## begin Given data
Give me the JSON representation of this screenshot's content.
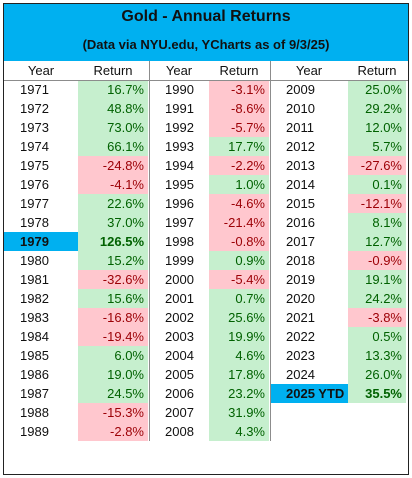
{
  "title": "Gold - Annual Returns",
  "subtitle": "(Data via NYU.edu, YCharts as of 9/3/25)",
  "header_year": "Year",
  "header_return": "Return",
  "colors": {
    "header_bg": "#00b0f0",
    "positive_bg": "#c6efce",
    "negative_bg": "#ffc7ce",
    "highlight": "#00b0f0"
  },
  "chart_data": {
    "type": "table",
    "columns": [
      "Year",
      "Return"
    ],
    "highlighted_years": [
      "1979",
      "2025 YTD"
    ],
    "groups": [
      [
        {
          "year": "1971",
          "return": "16.7%"
        },
        {
          "year": "1972",
          "return": "48.8%"
        },
        {
          "year": "1973",
          "return": "73.0%"
        },
        {
          "year": "1974",
          "return": "66.1%"
        },
        {
          "year": "1975",
          "return": "-24.8%"
        },
        {
          "year": "1976",
          "return": "-4.1%"
        },
        {
          "year": "1977",
          "return": "22.6%"
        },
        {
          "year": "1978",
          "return": "37.0%"
        },
        {
          "year": "1979",
          "return": "126.5%"
        },
        {
          "year": "1980",
          "return": "15.2%"
        },
        {
          "year": "1981",
          "return": "-32.6%"
        },
        {
          "year": "1982",
          "return": "15.6%"
        },
        {
          "year": "1983",
          "return": "-16.8%"
        },
        {
          "year": "1984",
          "return": "-19.4%"
        },
        {
          "year": "1985",
          "return": "6.0%"
        },
        {
          "year": "1986",
          "return": "19.0%"
        },
        {
          "year": "1987",
          "return": "24.5%"
        },
        {
          "year": "1988",
          "return": "-15.3%"
        },
        {
          "year": "1989",
          "return": "-2.8%"
        }
      ],
      [
        {
          "year": "1990",
          "return": "-3.1%"
        },
        {
          "year": "1991",
          "return": "-8.6%"
        },
        {
          "year": "1992",
          "return": "-5.7%"
        },
        {
          "year": "1993",
          "return": "17.7%"
        },
        {
          "year": "1994",
          "return": "-2.2%"
        },
        {
          "year": "1995",
          "return": "1.0%"
        },
        {
          "year": "1996",
          "return": "-4.6%"
        },
        {
          "year": "1997",
          "return": "-21.4%"
        },
        {
          "year": "1998",
          "return": "-0.8%"
        },
        {
          "year": "1999",
          "return": "0.9%"
        },
        {
          "year": "2000",
          "return": "-5.4%"
        },
        {
          "year": "2001",
          "return": "0.7%"
        },
        {
          "year": "2002",
          "return": "25.6%"
        },
        {
          "year": "2003",
          "return": "19.9%"
        },
        {
          "year": "2004",
          "return": "4.6%"
        },
        {
          "year": "2005",
          "return": "17.8%"
        },
        {
          "year": "2006",
          "return": "23.2%"
        },
        {
          "year": "2007",
          "return": "31.9%"
        },
        {
          "year": "2008",
          "return": "4.3%"
        }
      ],
      [
        {
          "year": "2009",
          "return": "25.0%"
        },
        {
          "year": "2010",
          "return": "29.2%"
        },
        {
          "year": "2011",
          "return": "12.0%"
        },
        {
          "year": "2012",
          "return": "5.7%"
        },
        {
          "year": "2013",
          "return": "-27.6%"
        },
        {
          "year": "2014",
          "return": "0.1%"
        },
        {
          "year": "2015",
          "return": "-12.1%"
        },
        {
          "year": "2016",
          "return": "8.1%"
        },
        {
          "year": "2017",
          "return": "12.7%"
        },
        {
          "year": "2018",
          "return": "-0.9%"
        },
        {
          "year": "2019",
          "return": "19.1%"
        },
        {
          "year": "2020",
          "return": "24.2%"
        },
        {
          "year": "2021",
          "return": "-3.8%"
        },
        {
          "year": "2022",
          "return": "0.5%"
        },
        {
          "year": "2023",
          "return": "13.3%"
        },
        {
          "year": "2024",
          "return": "26.0%"
        },
        {
          "year": "2025 YTD",
          "return": "35.5%"
        }
      ]
    ]
  }
}
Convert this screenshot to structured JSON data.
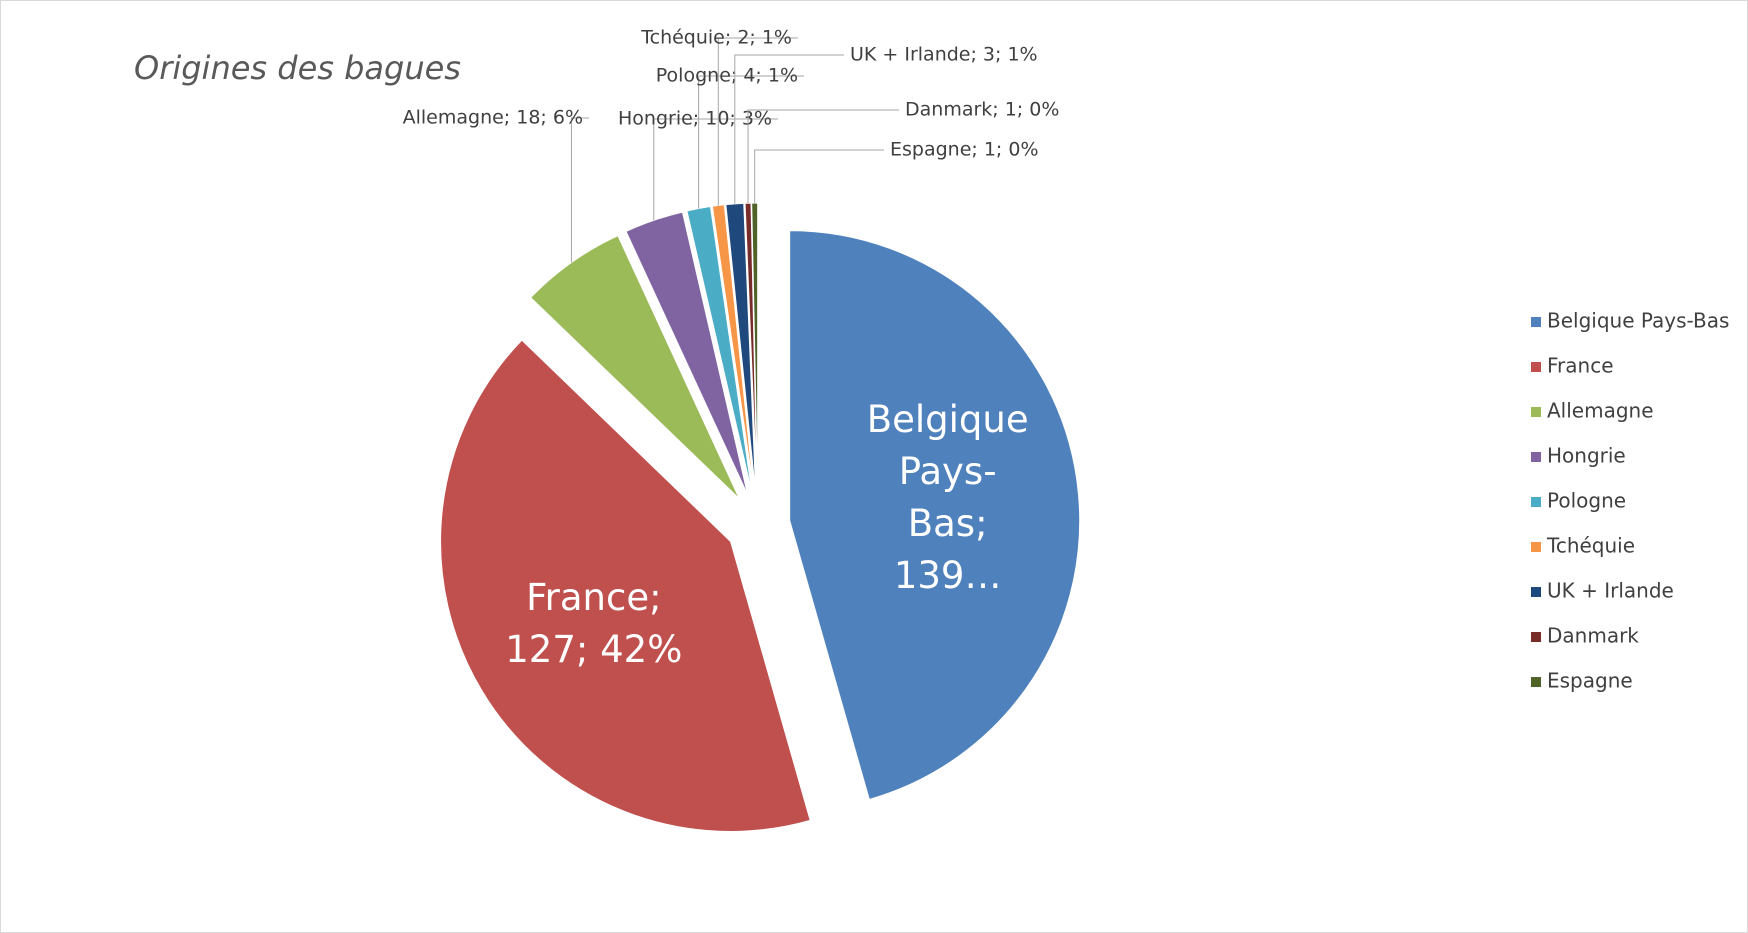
{
  "chart_data": {
    "type": "pie",
    "title": "Origines des bagues",
    "categories": [
      "Belgique Pays-Bas",
      "France",
      "Allemagne",
      "Hongrie",
      "Pologne",
      "Tchéquie",
      "UK + Irlande",
      "Danmark",
      "Espagne"
    ],
    "values": [
      139,
      127,
      18,
      10,
      4,
      2,
      3,
      1,
      1
    ],
    "value_labels": [
      "Belgique Pays-Bas; 139…",
      "France; 127; 42%",
      "Allemagne; 18; 6%",
      "Hongrie; 10; 3%",
      "Pologne; 4; 1%",
      "Tchéquie; 2; 1%",
      "UK + Irlande; 3; 1%",
      "Danmark; 1; 0%",
      "Espagne; 1; 0%"
    ],
    "colors": [
      "#4f81bd",
      "#c0504d",
      "#9bbb59",
      "#8064a2",
      "#4bacc6",
      "#f79646",
      "#1f497d",
      "#772c2a",
      "#4f6228"
    ],
    "legend": "right"
  }
}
## end Given data
## Do this
Without any pictures, reproduce exactly the lines from the line that contains "Convert this screenshot" to the end of the entries above, both ends included.

## Task solution
Convert this screenshot to structured JSON data.
{
  "chart_data": {
    "type": "pie",
    "title": "Origines des bagues",
    "categories": [
      "Belgique Pays-Bas",
      "France",
      "Allemagne",
      "Hongrie",
      "Pologne",
      "Tchéquie",
      "UK + Irlande",
      "Danmark",
      "Espagne"
    ],
    "values": [
      139,
      127,
      18,
      10,
      4,
      2,
      3,
      1,
      1
    ],
    "value_labels": [
      "Belgique Pays-Bas; 139…",
      "France; 127; 42%",
      "Allemagne; 18; 6%",
      "Hongrie; 10; 3%",
      "Pologne; 4; 1%",
      "Tchéquie; 2; 1%",
      "UK + Irlande; 3; 1%",
      "Danmark; 1; 0%",
      "Espagne; 1; 0%"
    ],
    "colors": [
      "#4f81bd",
      "#c0504d",
      "#9bbb59",
      "#8064a2",
      "#4bacc6",
      "#f79646",
      "#1f497d",
      "#772c2a",
      "#4f6228"
    ],
    "legend": "right"
  }
}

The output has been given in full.